## [Dataset records]
——
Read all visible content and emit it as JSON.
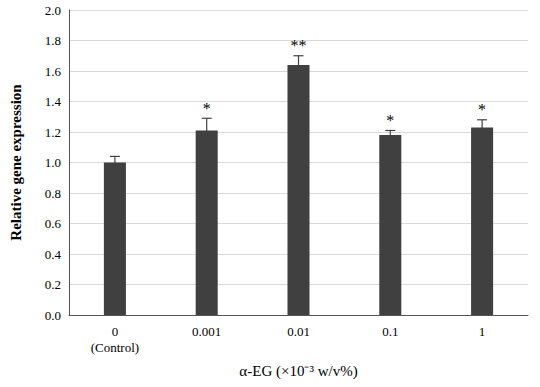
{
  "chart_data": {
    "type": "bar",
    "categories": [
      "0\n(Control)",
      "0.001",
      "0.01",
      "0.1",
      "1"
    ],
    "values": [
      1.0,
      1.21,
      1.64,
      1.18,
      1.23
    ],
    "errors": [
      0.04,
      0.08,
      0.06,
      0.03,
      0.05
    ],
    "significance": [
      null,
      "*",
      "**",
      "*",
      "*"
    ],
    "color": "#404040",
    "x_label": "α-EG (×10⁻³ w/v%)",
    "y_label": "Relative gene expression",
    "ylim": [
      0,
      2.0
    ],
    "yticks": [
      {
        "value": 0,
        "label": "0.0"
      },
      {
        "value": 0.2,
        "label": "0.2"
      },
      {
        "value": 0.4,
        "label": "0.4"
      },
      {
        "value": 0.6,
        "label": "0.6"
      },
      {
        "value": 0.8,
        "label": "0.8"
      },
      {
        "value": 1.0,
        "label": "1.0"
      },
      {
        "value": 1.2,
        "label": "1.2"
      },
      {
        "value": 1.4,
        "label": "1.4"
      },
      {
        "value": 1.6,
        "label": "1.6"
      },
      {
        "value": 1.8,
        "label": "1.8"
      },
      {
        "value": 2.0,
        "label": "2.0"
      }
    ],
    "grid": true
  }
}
——
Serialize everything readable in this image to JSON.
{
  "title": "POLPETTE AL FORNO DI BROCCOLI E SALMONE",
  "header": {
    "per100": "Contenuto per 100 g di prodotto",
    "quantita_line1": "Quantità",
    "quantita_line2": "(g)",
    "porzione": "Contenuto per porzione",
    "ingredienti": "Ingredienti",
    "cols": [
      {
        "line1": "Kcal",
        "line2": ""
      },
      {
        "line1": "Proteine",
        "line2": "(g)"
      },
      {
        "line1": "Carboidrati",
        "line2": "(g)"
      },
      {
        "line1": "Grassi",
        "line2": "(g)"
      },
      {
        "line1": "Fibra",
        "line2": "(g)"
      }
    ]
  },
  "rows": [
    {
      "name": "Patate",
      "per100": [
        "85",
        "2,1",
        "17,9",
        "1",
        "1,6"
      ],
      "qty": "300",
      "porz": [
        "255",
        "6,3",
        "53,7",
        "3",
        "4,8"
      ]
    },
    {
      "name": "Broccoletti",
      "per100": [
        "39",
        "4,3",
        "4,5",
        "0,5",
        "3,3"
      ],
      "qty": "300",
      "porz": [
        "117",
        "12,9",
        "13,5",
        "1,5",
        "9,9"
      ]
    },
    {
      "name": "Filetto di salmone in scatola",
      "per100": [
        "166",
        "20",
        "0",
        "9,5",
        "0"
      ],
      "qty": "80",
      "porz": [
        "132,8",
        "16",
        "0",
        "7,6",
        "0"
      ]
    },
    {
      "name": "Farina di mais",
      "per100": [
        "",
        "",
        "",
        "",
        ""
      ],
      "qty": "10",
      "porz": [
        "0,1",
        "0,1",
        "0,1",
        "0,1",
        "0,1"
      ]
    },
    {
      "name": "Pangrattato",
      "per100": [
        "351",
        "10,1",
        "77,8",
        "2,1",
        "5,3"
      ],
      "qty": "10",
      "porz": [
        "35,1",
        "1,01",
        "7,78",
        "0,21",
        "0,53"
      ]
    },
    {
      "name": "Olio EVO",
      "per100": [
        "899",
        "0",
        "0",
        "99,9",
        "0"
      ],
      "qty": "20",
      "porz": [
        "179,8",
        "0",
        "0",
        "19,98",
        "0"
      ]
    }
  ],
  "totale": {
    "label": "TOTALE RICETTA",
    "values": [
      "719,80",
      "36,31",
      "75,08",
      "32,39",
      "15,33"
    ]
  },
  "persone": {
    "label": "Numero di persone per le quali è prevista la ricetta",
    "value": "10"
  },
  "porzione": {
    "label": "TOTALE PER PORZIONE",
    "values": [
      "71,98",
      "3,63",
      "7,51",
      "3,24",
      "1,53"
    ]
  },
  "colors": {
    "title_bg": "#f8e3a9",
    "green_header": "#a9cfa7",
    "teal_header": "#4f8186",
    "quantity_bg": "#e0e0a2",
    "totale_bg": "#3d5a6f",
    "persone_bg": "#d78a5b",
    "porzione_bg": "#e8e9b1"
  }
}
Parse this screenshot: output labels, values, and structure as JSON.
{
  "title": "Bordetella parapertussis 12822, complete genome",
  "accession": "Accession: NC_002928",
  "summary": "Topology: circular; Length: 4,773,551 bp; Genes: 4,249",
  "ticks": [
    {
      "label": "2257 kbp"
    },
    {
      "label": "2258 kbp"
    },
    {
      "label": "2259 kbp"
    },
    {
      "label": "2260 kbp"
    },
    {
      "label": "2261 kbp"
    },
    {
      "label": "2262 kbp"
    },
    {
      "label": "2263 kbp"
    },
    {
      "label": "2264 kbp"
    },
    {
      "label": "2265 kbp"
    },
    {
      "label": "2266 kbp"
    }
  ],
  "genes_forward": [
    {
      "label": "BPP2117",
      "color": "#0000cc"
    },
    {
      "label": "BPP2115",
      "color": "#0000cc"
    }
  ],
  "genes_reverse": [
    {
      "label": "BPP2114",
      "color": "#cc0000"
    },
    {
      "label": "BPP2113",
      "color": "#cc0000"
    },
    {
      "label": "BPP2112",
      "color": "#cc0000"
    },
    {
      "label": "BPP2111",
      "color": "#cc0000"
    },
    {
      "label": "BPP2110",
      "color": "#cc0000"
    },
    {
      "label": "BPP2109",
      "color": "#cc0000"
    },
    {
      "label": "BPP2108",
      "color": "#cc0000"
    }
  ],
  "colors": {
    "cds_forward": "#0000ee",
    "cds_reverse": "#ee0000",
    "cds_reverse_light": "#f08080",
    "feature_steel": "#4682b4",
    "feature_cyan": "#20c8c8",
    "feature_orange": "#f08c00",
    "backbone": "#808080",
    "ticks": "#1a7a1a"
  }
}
——
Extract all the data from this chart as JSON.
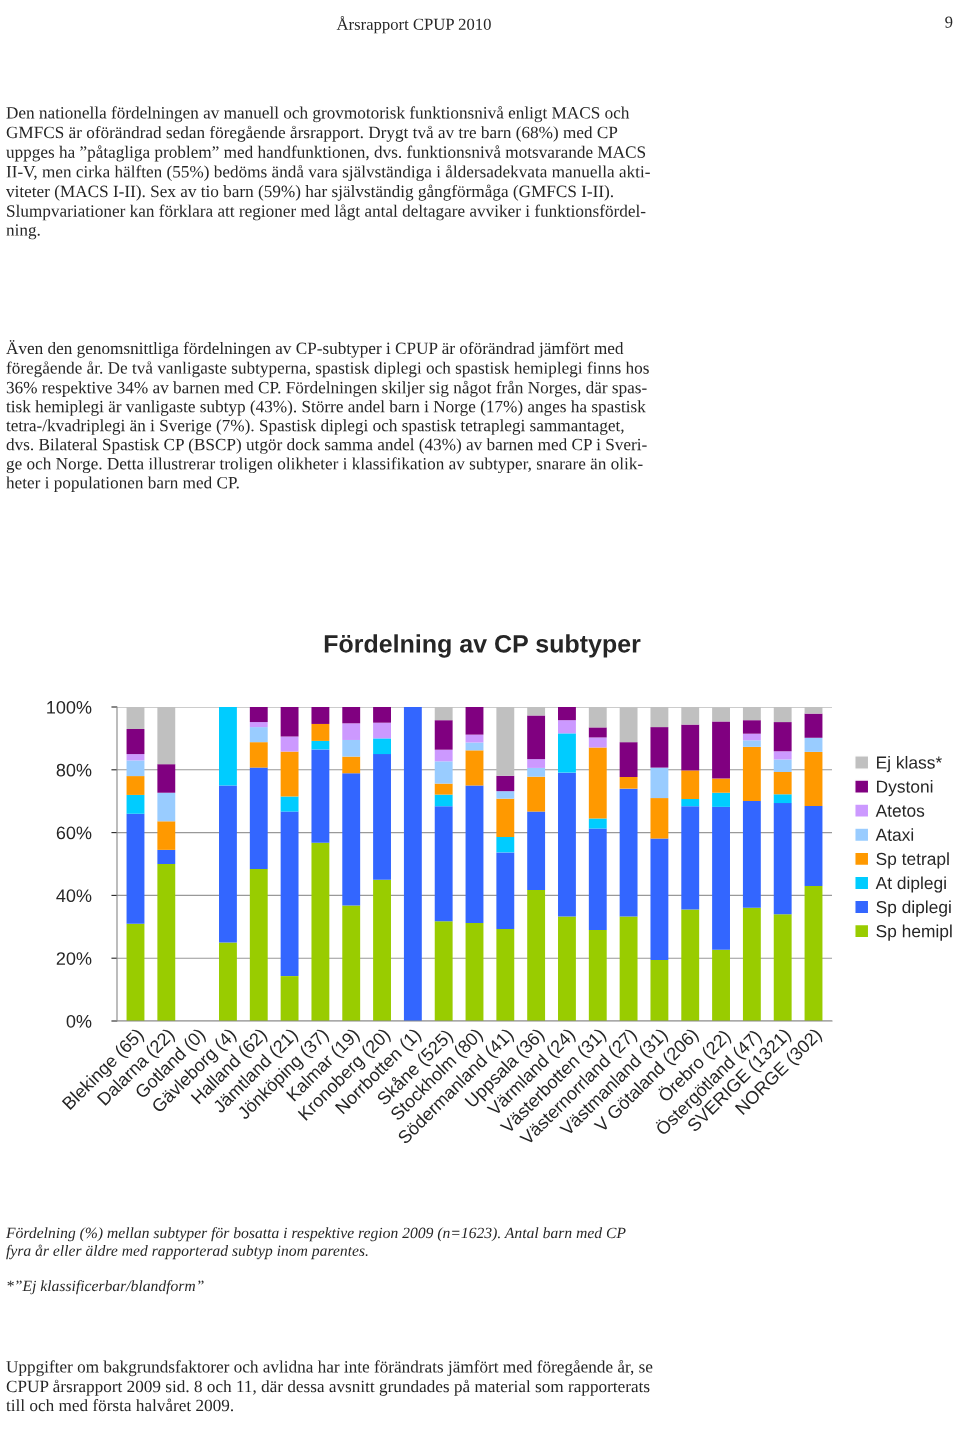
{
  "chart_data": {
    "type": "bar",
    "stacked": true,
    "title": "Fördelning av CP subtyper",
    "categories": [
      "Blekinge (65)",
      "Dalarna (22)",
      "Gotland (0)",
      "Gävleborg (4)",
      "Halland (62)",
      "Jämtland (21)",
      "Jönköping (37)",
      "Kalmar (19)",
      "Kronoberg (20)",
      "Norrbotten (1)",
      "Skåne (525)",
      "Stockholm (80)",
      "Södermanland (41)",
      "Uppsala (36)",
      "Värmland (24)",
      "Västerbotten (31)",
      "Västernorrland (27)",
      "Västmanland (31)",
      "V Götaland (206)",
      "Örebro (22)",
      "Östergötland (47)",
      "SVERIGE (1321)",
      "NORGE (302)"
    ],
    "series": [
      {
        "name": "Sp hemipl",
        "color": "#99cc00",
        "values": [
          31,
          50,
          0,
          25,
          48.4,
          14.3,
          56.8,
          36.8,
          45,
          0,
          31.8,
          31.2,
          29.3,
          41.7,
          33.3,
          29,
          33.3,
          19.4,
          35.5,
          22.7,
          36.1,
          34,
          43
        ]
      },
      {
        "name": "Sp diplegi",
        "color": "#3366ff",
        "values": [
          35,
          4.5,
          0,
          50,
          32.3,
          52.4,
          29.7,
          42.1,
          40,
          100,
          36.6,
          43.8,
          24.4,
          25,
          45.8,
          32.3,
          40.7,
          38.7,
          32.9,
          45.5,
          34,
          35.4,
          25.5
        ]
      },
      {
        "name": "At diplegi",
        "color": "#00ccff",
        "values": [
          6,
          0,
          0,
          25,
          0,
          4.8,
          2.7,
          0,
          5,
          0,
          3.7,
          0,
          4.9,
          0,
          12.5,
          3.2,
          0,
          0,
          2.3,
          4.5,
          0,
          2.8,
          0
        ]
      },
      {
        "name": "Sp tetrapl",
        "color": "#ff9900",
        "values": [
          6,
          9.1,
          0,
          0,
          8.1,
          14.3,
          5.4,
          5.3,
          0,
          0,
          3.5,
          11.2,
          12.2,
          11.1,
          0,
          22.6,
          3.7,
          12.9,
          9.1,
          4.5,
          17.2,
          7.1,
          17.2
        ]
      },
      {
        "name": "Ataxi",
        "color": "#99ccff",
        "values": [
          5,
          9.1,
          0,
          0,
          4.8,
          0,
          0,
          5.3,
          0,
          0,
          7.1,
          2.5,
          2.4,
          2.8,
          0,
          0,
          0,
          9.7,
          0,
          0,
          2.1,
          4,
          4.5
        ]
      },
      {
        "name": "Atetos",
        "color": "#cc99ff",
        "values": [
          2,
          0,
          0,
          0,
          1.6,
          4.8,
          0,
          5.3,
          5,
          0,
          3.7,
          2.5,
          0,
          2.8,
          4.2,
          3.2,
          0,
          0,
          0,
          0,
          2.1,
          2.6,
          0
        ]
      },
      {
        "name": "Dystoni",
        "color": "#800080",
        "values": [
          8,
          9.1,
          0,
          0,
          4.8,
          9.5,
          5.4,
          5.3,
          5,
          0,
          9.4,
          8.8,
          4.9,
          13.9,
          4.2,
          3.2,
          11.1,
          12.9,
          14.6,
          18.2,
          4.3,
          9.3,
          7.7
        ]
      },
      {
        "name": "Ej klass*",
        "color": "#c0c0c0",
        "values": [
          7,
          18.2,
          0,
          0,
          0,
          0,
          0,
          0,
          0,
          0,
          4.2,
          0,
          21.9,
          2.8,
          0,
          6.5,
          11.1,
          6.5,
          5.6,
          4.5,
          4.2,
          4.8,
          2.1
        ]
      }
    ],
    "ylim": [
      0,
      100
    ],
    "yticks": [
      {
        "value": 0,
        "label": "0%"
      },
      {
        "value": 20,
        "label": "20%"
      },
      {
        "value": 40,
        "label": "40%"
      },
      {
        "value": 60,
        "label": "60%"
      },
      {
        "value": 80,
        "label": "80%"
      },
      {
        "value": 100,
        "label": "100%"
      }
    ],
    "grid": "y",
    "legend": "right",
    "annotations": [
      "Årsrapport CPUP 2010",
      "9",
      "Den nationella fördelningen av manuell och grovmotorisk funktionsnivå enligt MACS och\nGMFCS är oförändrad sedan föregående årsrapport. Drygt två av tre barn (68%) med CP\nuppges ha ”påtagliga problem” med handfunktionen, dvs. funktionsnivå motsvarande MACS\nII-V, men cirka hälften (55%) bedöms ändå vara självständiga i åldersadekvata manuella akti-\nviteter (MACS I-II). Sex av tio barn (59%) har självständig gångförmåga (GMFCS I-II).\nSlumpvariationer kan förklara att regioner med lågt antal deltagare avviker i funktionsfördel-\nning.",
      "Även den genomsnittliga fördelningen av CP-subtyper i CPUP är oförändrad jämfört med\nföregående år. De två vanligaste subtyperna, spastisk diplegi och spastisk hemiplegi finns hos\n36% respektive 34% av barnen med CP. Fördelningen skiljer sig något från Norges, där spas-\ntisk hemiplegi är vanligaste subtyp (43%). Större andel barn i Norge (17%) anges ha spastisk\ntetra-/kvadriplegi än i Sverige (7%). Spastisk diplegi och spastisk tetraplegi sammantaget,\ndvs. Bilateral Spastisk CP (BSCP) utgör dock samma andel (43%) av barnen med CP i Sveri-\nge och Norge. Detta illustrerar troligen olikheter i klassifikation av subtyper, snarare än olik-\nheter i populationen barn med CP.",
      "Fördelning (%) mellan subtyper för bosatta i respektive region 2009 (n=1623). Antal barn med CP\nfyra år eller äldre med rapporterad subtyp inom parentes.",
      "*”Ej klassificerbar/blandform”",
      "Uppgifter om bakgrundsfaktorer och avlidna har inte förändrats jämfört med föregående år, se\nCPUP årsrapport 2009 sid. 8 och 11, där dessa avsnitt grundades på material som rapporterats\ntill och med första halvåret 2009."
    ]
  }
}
——
## [Activity]
Go over the listing above and return each line with "JSON".

## [Answer section]
Read all visible content and emit it as JSON.
Serialize everything readable in this image to JSON.
Parse this screenshot: output labels, values, and structure as JSON.
Extract all the data from this chart as JSON.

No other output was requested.